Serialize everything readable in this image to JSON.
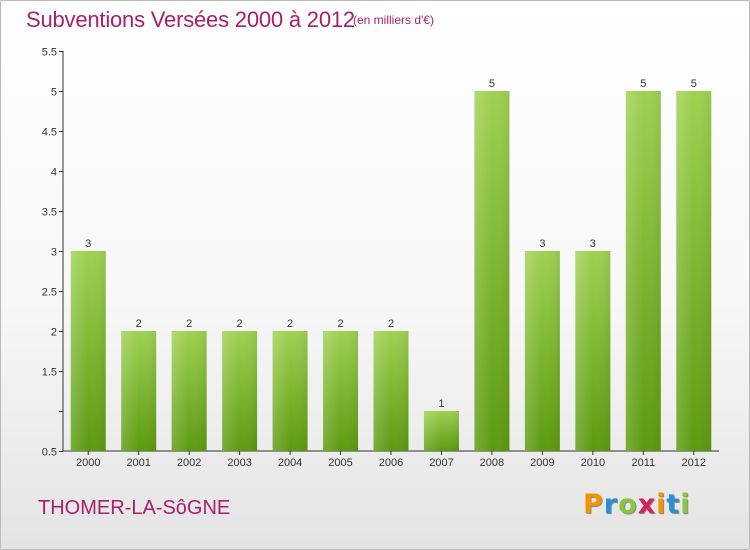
{
  "header": {
    "title": "Subventions Versées 2000 à 2012",
    "subtitle": "(en milliers d'€)"
  },
  "footer": {
    "commune": "THOMER-LA-SôGNE",
    "logo_letters": [
      "P",
      "r",
      "o",
      "x",
      "i",
      "t",
      "i"
    ],
    "logo_colors": [
      "#f29400",
      "#2a8fd6",
      "#8cc63f",
      "#d81f5b",
      "#f29400",
      "#2a8fd6",
      "#8cc63f"
    ]
  },
  "colors": {
    "bar_top": "#9fd152",
    "bar_bottom": "#5c9a10",
    "axis": "#333333",
    "text": "#333333",
    "brand": "#a81f6a"
  },
  "chart_data": {
    "type": "bar",
    "categories": [
      "2000",
      "2001",
      "2002",
      "2003",
      "2004",
      "2005",
      "2006",
      "2007",
      "2008",
      "2009",
      "2010",
      "2011",
      "2012"
    ],
    "values": [
      3,
      2,
      2,
      2,
      2,
      2,
      2,
      1,
      5,
      3,
      3,
      5,
      5
    ],
    "data_labels": [
      "3",
      "2",
      "2",
      "2",
      "2",
      "2",
      "2",
      "1",
      "5",
      "3",
      "3",
      "5",
      "5"
    ],
    "ylim": [
      0.5,
      5.5
    ],
    "yticks": [
      0.5,
      1,
      1.5,
      2,
      2.5,
      3,
      3.5,
      4,
      4.5,
      5,
      5.5
    ],
    "ytick_labels": [
      "0.5",
      "",
      "1.5",
      "2",
      "2.5",
      "3",
      "3.5",
      "4",
      "4.5",
      "5",
      "5.5"
    ],
    "title": "Subventions Versées 2000 à 2012",
    "xlabel": "",
    "ylabel": "",
    "grid": false,
    "legend": "none"
  }
}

Task objective —
All of the data above should be quoted exactly, except for the pictures.

Answer to the problem —
Serialize everything readable in this image to JSON.
{
  "header": {
    "title": "Subventions Versées 2000 à 2012",
    "subtitle": "(en milliers d'€)"
  },
  "footer": {
    "commune": "THOMER-LA-SôGNE",
    "logo_letters": [
      "P",
      "r",
      "o",
      "x",
      "i",
      "t",
      "i"
    ],
    "logo_colors": [
      "#f29400",
      "#2a8fd6",
      "#8cc63f",
      "#d81f5b",
      "#f29400",
      "#2a8fd6",
      "#8cc63f"
    ]
  },
  "colors": {
    "bar_top": "#9fd152",
    "bar_bottom": "#5c9a10",
    "axis": "#333333",
    "text": "#333333",
    "brand": "#a81f6a"
  },
  "chart_data": {
    "type": "bar",
    "categories": [
      "2000",
      "2001",
      "2002",
      "2003",
      "2004",
      "2005",
      "2006",
      "2007",
      "2008",
      "2009",
      "2010",
      "2011",
      "2012"
    ],
    "values": [
      3,
      2,
      2,
      2,
      2,
      2,
      2,
      1,
      5,
      3,
      3,
      5,
      5
    ],
    "data_labels": [
      "3",
      "2",
      "2",
      "2",
      "2",
      "2",
      "2",
      "1",
      "5",
      "3",
      "3",
      "5",
      "5"
    ],
    "ylim": [
      0.5,
      5.5
    ],
    "yticks": [
      0.5,
      1,
      1.5,
      2,
      2.5,
      3,
      3.5,
      4,
      4.5,
      5,
      5.5
    ],
    "ytick_labels": [
      "0.5",
      "",
      "1.5",
      "2",
      "2.5",
      "3",
      "3.5",
      "4",
      "4.5",
      "5",
      "5.5"
    ],
    "title": "Subventions Versées 2000 à 2012",
    "xlabel": "",
    "ylabel": "",
    "grid": false,
    "legend": "none"
  }
}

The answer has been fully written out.